Exercise goal: Copy all the material that follows, keeping every character the same.

[Stored dataset items]
------------------------------------------------------------

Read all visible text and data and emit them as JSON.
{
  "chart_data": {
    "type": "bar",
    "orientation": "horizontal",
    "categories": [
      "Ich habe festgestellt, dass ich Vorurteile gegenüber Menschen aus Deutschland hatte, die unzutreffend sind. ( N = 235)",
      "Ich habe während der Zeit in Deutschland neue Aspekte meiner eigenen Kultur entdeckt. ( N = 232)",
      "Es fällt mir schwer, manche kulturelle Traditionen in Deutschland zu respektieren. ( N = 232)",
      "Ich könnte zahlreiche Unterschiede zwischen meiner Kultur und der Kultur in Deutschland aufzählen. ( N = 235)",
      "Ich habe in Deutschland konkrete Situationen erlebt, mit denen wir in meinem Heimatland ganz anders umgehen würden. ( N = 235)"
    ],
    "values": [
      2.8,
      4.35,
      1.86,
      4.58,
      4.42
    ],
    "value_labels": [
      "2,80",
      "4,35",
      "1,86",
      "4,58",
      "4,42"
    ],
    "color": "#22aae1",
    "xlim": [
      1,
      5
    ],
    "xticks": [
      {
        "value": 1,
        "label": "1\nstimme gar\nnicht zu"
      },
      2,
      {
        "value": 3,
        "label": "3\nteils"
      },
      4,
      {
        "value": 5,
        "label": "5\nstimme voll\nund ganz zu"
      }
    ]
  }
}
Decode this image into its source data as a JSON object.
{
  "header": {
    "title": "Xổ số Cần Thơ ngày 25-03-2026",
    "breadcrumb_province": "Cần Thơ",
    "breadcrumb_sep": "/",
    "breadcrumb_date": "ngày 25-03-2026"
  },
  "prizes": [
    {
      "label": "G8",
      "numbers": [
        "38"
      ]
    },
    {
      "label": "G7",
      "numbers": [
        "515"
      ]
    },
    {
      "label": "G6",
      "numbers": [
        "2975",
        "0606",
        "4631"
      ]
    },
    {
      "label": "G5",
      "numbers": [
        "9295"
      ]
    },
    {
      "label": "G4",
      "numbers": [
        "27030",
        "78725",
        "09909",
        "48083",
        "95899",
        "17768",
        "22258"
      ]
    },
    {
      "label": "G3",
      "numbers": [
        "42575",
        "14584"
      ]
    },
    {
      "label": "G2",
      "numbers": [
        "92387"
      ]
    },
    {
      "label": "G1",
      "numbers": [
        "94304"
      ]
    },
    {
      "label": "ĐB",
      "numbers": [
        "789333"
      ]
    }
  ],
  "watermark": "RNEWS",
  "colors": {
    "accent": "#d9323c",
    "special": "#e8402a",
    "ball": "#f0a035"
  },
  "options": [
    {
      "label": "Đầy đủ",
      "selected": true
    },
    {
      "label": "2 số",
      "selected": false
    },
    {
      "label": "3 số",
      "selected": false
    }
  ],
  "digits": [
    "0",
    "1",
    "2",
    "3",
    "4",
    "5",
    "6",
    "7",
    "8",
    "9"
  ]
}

------------------------------------------------------------

The output:
Read all visible text and data and emit them as JSON.
{
  "chart_data": {
    "type": "bar",
    "orientation": "horizontal",
    "categories": [
      "Ich habe festgestellt, dass ich Vorurteile gegenüber Menschen aus Deutschland hatte, die unzutreffend sind. ( N = 235)",
      "Ich habe während der Zeit in Deutschland neue Aspekte meiner eigenen Kultur entdeckt. ( N = 232)",
      "Es fällt mir schwer, manche kulturelle Traditionen in Deutschland zu respektieren. ( N = 232)",
      "Ich könnte zahlreiche Unterschiede zwischen meiner Kultur und der Kultur in Deutschland aufzählen. ( N = 235)",
      "Ich habe in Deutschland konkrete Situationen erlebt, mit denen wir in meinem Heimatland ganz anders umgehen würden. ( N = 235)"
    ],
    "values": [
      2.8,
      4.35,
      1.86,
      4.58,
      4.42
    ],
    "value_labels": [
      "2,80",
      "4,35",
      "1,86",
      "4,58",
      "4,42"
    ],
    "color": "#22aae1",
    "xlim": [
      1,
      5
    ],
    "xticks": [
      {
        "value": 1,
        "label": "1\nstimme gar\nnicht zu"
      },
      2,
      {
        "value": 3,
        "label": "3\nteils"
      },
      4,
      {
        "value": 5,
        "label": "5\nstimme voll\nund ganz zu"
      }
    ]
  }
}
Decode this image into its source data as a JSON object.
{
  "header": {
    "title": "Xổ số Cần Thơ ngày 25-03-2026",
    "breadcrumb_province": "Cần Thơ",
    "breadcrumb_sep": "/",
    "breadcrumb_date": "ngày 25-03-2026"
  },
  "prizes": [
    {
      "label": "G8",
      "numbers": [
        "38"
      ]
    },
    {
      "label": "G7",
      "numbers": [
        "515"
      ]
    },
    {
      "label": "G6",
      "numbers": [
        "2975",
        "0606",
        "4631"
      ]
    },
    {
      "label": "G5",
      "numbers": [
        "9295"
      ]
    },
    {
      "label": "G4",
      "numbers": [
        "27030",
        "78725",
        "09909",
        "48083",
        "95899",
        "17768",
        "22258"
      ]
    },
    {
      "label": "G3",
      "numbers": [
        "42575",
        "14584"
      ]
    },
    {
      "label": "G2",
      "numbers": [
        "92387"
      ]
    },
    {
      "label": "G1",
      "numbers": [
        "94304"
      ]
    },
    {
      "label": "ĐB",
      "numbers": [
        "789333"
      ]
    }
  ],
  "watermark": "RNEWS",
  "colors": {
    "accent": "#d9323c",
    "special": "#e8402a",
    "ball": "#f0a035"
  },
  "options": [
    {
      "label": "Đầy đủ",
      "selected": true
    },
    {
      "label": "2 số",
      "selected": false
    },
    {
      "label": "3 số",
      "selected": false
    }
  ],
  "digits": [
    "0",
    "1",
    "2",
    "3",
    "4",
    "5",
    "6",
    "7",
    "8",
    "9"
  ]
}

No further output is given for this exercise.